• [Exercise details]: Using the listing below, copy every line that mentions "Аналитический".
# START OF Task data
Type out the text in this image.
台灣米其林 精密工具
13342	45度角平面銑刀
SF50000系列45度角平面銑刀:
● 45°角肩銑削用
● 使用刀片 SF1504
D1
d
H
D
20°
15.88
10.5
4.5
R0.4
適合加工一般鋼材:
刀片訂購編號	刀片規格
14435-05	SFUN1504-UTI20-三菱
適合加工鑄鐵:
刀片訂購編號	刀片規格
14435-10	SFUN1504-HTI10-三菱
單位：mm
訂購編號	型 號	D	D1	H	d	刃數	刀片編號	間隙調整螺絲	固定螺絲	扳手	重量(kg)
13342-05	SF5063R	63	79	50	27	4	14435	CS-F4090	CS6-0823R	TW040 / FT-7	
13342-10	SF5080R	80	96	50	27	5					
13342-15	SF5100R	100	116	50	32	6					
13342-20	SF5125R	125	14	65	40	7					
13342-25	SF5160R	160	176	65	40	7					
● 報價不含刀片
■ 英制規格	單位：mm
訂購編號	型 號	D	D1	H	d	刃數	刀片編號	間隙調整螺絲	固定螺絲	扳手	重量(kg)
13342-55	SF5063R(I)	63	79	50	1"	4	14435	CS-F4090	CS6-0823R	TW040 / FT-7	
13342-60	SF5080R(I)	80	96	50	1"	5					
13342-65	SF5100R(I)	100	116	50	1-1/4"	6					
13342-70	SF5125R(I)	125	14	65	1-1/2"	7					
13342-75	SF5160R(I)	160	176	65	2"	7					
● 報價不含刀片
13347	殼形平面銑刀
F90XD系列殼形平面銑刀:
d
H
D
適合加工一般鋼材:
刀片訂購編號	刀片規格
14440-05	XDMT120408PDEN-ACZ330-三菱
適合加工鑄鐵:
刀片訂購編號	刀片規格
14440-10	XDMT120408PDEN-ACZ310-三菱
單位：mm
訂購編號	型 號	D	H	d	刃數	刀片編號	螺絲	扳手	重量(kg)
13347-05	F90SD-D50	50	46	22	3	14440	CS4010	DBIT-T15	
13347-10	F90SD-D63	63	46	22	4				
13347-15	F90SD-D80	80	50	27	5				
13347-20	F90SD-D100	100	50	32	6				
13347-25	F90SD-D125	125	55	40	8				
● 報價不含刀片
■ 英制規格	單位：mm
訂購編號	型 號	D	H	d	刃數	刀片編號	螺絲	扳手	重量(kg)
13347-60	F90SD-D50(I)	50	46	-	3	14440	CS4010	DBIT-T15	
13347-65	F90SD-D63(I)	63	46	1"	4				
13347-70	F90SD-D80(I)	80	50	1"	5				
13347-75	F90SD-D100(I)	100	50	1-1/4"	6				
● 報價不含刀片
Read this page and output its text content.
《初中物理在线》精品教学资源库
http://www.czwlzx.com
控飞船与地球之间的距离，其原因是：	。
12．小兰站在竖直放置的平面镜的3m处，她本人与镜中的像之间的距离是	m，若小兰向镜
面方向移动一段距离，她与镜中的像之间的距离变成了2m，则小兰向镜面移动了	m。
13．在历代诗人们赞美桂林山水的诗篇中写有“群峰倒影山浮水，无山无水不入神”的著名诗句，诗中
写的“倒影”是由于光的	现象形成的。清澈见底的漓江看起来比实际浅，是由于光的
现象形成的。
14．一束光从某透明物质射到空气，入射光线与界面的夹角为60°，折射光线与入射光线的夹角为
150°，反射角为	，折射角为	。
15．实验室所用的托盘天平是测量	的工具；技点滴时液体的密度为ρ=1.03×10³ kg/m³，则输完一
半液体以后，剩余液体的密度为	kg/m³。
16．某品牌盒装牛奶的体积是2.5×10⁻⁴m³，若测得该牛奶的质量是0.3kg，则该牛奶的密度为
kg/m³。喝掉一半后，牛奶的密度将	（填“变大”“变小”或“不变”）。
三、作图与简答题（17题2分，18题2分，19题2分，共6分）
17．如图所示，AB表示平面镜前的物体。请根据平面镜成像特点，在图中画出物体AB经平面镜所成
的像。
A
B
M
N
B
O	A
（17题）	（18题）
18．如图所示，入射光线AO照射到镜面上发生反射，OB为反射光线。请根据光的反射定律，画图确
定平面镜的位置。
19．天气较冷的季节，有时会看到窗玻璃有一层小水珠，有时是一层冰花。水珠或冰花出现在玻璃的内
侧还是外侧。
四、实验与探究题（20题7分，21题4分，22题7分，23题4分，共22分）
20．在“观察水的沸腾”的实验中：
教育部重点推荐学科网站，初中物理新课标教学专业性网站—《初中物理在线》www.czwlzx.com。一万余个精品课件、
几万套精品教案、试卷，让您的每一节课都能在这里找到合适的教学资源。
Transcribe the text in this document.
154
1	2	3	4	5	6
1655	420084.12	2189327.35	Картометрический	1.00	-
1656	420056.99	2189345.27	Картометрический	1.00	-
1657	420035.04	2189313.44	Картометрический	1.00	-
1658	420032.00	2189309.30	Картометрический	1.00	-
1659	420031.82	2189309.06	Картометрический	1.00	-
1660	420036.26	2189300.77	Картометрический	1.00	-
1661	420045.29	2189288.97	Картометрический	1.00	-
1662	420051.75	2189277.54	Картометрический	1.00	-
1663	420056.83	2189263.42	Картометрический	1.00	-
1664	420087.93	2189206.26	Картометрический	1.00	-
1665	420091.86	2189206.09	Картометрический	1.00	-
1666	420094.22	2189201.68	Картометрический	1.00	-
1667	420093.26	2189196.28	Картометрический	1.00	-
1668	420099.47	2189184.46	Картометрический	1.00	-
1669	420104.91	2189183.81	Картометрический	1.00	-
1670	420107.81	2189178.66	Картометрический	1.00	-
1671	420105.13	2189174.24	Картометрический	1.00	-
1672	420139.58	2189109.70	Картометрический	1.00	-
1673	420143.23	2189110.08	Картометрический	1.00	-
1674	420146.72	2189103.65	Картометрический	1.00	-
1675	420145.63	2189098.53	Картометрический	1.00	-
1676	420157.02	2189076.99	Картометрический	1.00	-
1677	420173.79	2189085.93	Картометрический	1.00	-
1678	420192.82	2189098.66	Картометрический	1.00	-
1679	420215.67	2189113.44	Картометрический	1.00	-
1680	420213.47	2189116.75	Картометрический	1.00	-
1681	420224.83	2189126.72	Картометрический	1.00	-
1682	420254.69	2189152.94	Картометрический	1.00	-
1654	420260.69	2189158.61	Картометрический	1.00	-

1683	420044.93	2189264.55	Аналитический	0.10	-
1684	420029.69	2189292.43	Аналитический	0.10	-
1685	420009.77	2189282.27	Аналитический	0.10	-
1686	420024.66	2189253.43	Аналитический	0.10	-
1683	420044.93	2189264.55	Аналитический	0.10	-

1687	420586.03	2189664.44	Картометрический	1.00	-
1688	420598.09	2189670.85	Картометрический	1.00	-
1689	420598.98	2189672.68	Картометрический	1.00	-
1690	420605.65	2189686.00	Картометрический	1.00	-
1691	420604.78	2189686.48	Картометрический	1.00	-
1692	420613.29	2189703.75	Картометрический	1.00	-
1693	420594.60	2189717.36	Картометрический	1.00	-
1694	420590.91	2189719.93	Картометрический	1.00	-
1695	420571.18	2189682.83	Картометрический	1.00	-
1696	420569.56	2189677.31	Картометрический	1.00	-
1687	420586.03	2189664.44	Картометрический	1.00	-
# END OF Task data
• [Answer below]:
1683	420044.93	2189264.55	Аналитический	0.10	-
1684	420029.69	2189292.43	Аналитический	0.10	-
1685	420009.77	2189282.27	Аналитический	0.10	-
1686	420024.66	2189253.43	Аналитический	0.10	-
1683	420044.93	2189264.55	Аналитический	0.10	-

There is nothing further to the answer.